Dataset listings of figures
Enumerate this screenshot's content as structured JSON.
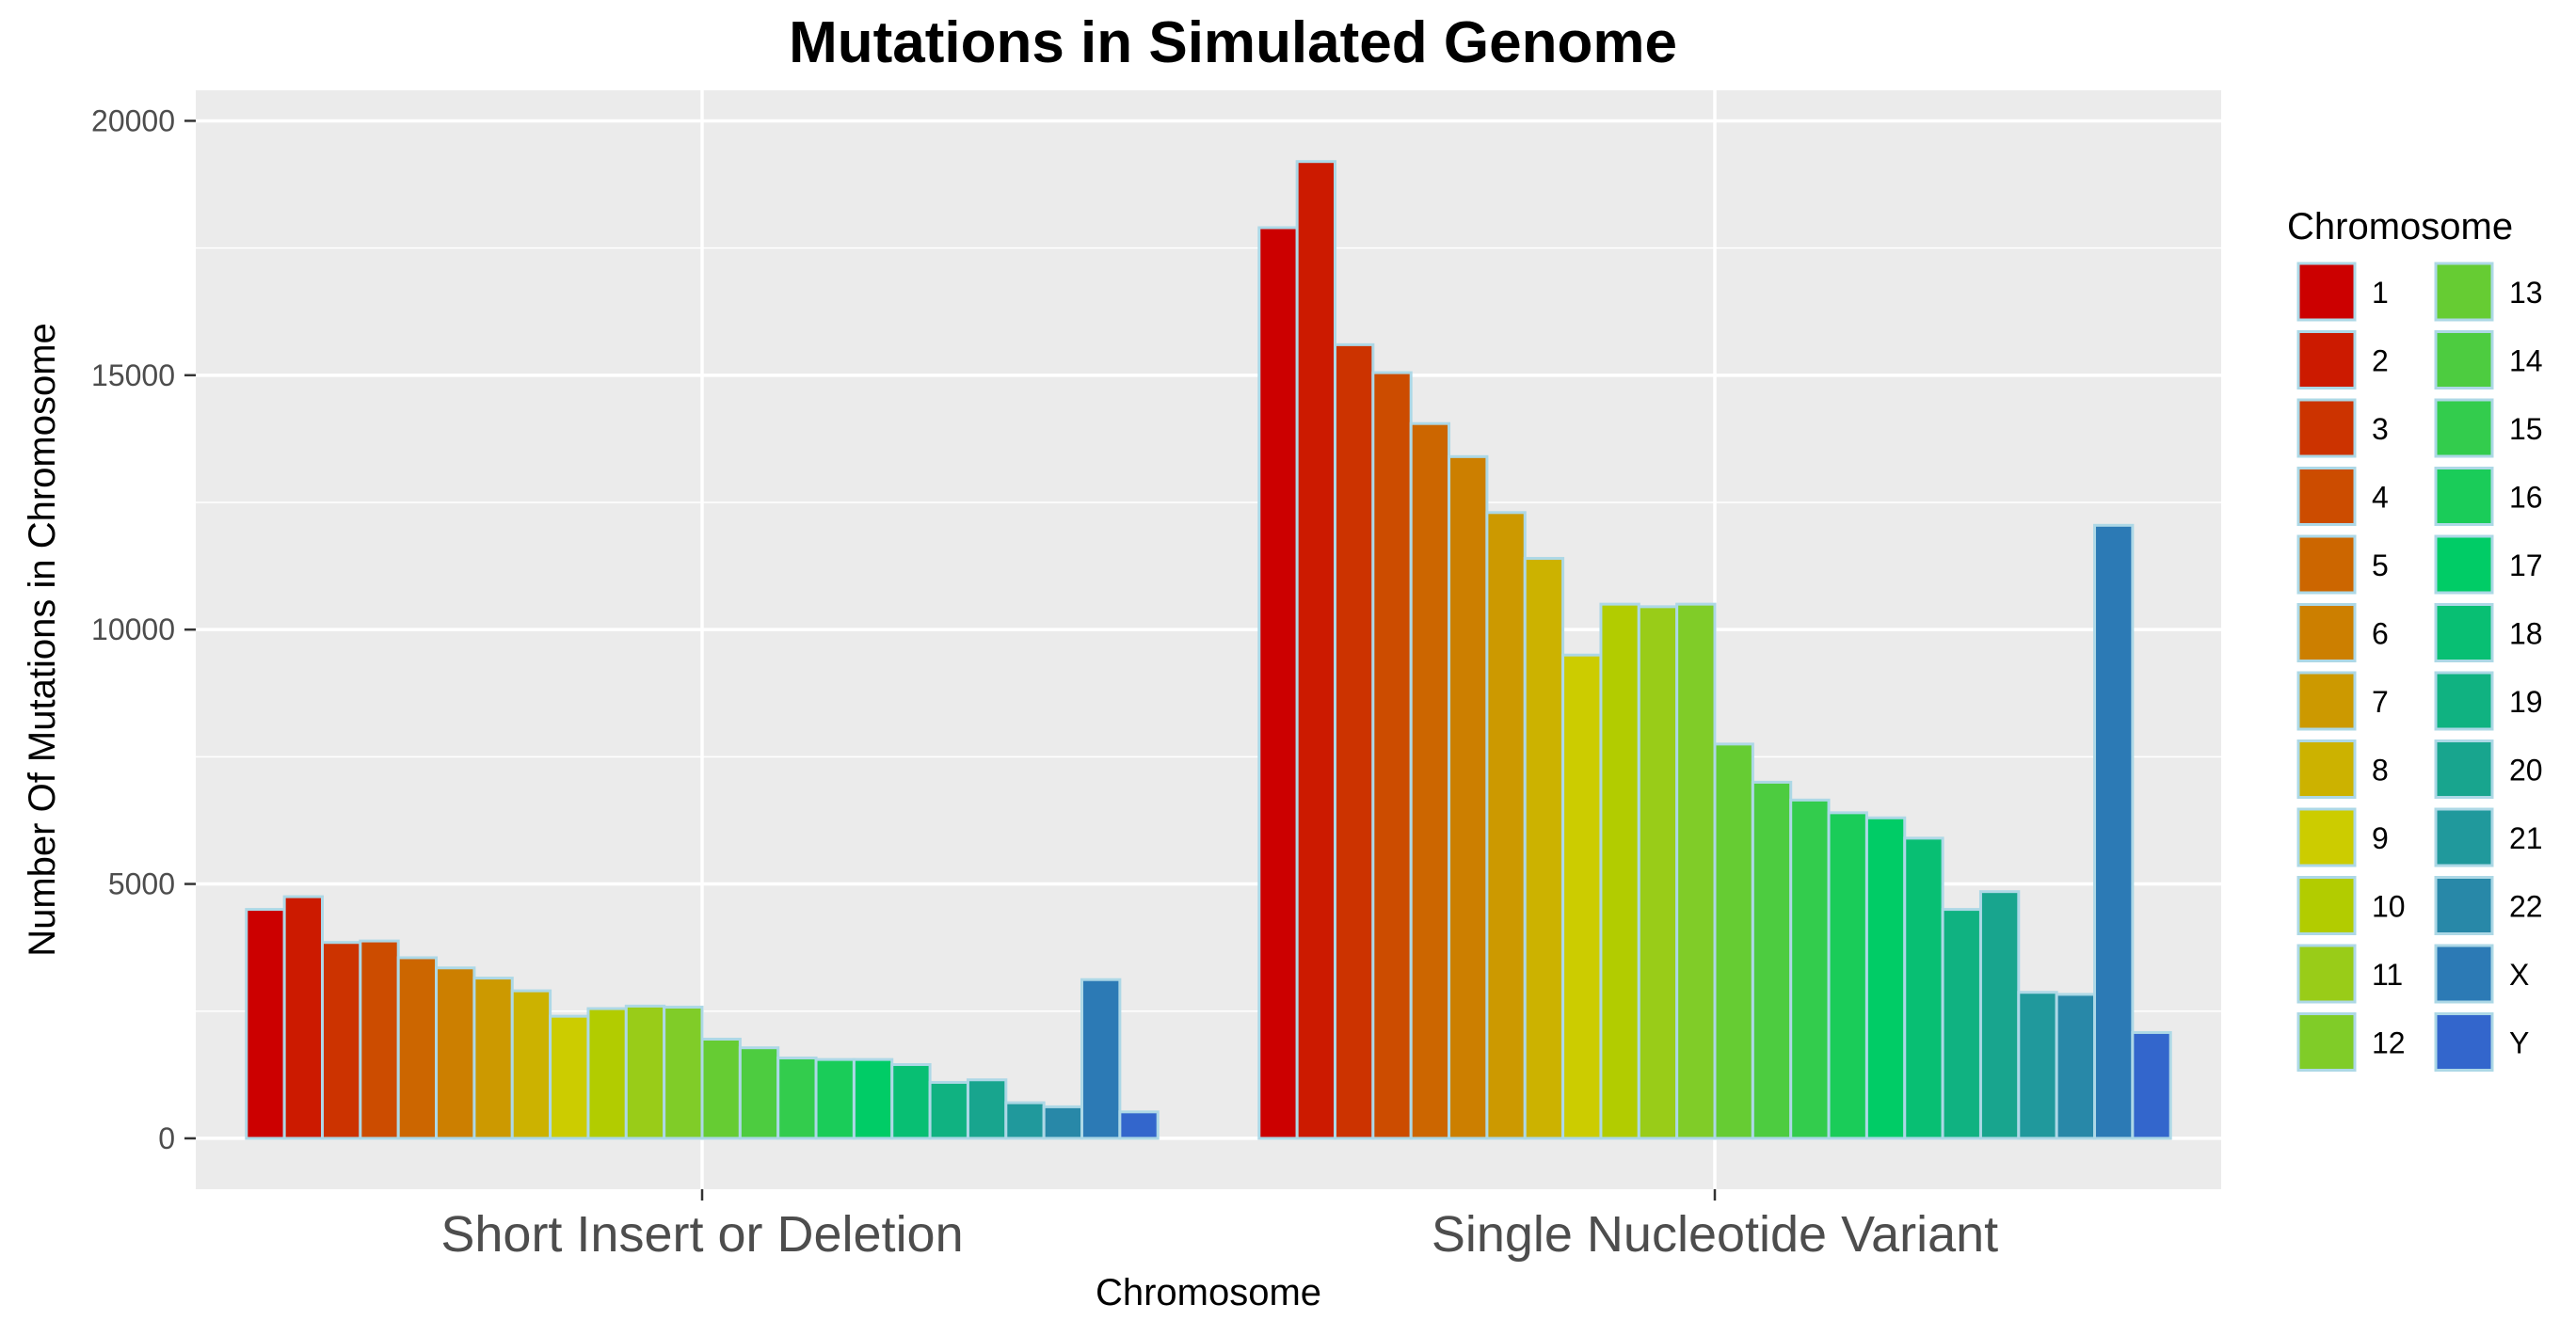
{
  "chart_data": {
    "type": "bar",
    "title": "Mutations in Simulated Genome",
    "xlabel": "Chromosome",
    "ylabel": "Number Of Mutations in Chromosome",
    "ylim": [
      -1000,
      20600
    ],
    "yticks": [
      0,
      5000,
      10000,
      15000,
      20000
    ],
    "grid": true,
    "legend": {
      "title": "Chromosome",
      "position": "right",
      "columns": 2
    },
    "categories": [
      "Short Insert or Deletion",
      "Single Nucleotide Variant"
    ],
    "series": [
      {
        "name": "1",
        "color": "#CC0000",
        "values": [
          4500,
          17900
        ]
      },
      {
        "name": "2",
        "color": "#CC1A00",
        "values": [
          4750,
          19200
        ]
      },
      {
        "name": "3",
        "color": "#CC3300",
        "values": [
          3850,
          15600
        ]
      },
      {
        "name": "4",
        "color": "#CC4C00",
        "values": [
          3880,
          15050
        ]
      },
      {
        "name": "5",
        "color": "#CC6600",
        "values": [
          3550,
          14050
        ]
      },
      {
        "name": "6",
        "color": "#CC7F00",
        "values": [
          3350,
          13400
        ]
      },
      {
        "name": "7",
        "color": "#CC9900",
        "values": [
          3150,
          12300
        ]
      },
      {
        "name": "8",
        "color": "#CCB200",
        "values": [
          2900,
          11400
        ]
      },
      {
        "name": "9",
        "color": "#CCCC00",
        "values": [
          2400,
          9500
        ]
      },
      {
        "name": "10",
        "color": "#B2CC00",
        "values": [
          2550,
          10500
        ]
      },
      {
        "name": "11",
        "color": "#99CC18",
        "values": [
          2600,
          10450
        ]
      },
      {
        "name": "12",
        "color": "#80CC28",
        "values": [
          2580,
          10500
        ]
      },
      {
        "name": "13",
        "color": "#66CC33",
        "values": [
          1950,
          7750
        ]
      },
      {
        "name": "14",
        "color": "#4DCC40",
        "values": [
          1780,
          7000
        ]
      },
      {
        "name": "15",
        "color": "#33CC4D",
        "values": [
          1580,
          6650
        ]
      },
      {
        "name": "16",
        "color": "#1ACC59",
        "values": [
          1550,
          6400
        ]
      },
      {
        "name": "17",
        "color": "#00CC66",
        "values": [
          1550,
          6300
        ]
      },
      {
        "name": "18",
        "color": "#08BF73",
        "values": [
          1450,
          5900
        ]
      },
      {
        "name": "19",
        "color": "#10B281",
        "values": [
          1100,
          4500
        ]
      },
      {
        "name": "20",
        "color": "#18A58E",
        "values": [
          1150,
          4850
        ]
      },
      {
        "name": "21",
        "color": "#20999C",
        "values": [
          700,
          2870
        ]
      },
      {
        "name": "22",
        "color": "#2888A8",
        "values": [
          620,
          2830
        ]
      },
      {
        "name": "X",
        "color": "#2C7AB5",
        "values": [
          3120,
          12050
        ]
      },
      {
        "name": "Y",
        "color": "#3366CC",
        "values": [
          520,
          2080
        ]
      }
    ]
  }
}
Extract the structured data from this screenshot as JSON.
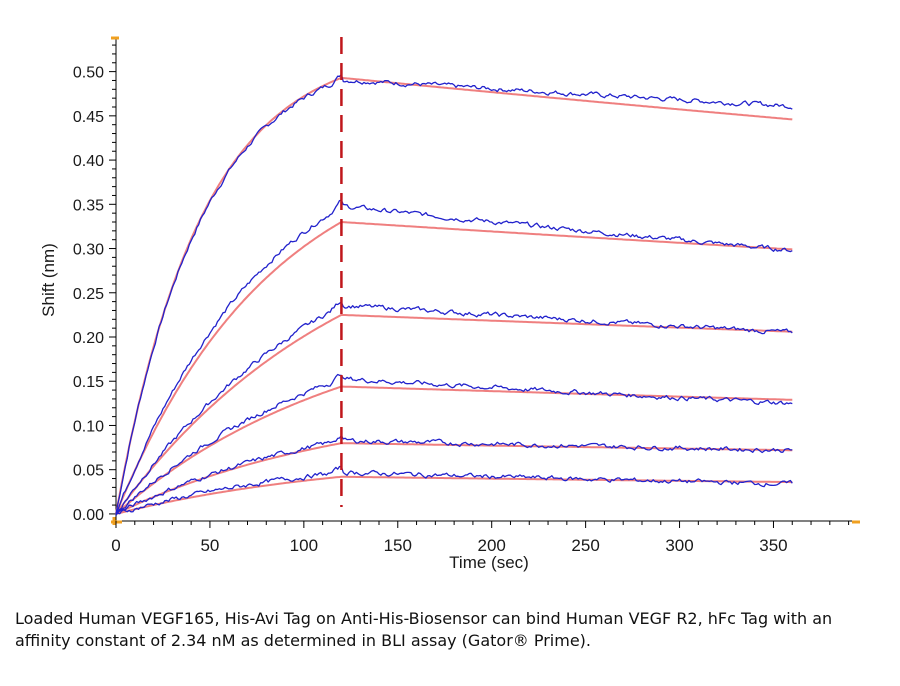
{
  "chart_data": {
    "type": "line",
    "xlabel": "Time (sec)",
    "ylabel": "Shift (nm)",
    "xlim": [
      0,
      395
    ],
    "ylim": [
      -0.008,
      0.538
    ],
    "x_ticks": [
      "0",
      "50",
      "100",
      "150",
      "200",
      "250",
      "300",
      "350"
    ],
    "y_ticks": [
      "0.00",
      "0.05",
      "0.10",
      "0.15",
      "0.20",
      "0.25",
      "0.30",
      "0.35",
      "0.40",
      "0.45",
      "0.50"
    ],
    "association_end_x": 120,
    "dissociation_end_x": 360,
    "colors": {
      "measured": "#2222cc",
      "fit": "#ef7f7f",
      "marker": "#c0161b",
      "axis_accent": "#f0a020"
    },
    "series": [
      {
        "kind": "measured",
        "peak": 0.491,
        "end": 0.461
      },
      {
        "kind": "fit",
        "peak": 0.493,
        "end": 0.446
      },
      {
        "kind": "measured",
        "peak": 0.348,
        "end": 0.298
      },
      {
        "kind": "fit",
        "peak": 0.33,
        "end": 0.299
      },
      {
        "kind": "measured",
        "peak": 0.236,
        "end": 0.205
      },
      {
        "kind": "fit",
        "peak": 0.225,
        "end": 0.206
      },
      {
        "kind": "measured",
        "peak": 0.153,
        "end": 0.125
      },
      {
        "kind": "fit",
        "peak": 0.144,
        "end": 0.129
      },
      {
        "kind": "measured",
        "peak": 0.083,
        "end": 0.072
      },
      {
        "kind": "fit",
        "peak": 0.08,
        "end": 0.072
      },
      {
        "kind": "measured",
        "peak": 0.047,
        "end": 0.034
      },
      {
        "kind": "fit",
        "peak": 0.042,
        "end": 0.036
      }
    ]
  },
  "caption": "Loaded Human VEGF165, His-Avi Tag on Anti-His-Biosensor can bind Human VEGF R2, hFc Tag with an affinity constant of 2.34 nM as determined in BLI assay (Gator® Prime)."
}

**YOUR INSTRUCTIONS:**
In the records above, some lines may contain the word "structured"; copy every one of them.

**WRITTEN SOLUTION:**
Enumerate this screenshot's content as structured JSON.
Extract the structured data from this screenshot as JSON.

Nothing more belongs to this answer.